Problem details >> Rewrite the lines from the start through the line containing "The output lead 57 is at (357, 332).", replacing "dashed enclosure" with "broken-line enclosure" and keeping everything else unchanged.

Stored dataset items
******

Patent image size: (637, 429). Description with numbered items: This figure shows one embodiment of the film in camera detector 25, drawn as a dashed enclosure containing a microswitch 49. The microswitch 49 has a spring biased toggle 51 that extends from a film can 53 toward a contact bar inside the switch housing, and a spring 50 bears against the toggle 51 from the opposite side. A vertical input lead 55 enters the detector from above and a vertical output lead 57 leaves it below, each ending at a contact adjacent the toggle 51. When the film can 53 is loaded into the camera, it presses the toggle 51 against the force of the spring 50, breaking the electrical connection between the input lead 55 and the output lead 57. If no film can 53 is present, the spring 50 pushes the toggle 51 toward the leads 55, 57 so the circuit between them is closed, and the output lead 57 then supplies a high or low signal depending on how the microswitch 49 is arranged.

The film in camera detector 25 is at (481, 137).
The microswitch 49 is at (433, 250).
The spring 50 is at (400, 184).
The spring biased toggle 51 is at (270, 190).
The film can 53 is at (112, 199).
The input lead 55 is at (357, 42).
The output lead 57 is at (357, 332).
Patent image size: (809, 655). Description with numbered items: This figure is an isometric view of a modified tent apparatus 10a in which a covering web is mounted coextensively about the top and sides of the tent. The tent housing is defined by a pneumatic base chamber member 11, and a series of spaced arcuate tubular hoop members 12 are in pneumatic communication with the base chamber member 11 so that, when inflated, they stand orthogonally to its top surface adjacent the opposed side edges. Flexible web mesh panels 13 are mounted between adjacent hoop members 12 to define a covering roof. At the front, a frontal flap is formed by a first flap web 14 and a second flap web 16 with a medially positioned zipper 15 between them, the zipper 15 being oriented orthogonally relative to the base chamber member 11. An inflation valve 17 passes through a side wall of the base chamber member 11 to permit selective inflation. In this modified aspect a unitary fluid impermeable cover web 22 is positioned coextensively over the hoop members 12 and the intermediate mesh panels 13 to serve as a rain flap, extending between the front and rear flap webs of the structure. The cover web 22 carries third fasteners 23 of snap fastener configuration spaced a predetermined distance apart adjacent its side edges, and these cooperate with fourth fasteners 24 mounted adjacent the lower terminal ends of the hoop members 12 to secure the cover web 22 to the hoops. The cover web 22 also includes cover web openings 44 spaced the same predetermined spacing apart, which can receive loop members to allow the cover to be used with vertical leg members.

******

Solution for this problem >>
Patent image size: (637, 429). Description with numbered items: This figure shows one embodiment of the film in camera detector 25, drawn as a broken-line enclosure containing a microswitch 49. The microswitch 49 has a spring biased toggle 51 that extends from a film can 53 toward a contact bar inside the switch housing, and a spring 50 bears against the toggle 51 from the opposite side. A vertical input lead 55 enters the detector from above and a vertical output lead 57 leaves it below, each ending at a contact adjacent the toggle 51. When the film can 53 is loaded into the camera, it presses the toggle 51 against the force of the spring 50, breaking the electrical connection between the input lead 55 and the output lead 57. If no film can 53 is present, the spring 50 pushes the toggle 51 toward the leads 55, 57 so the circuit between them is closed, and the output lead 57 then supplies a high or low signal depending on how the microswitch 49 is arranged.

The film in camera detector 25 is at (481, 137).
The microswitch 49 is at (433, 250).
The spring 50 is at (400, 184).
The spring biased toggle 51 is at (270, 190).
The film can 53 is at (112, 199).
The input lead 55 is at (357, 42).
The output lead 57 is at (357, 332).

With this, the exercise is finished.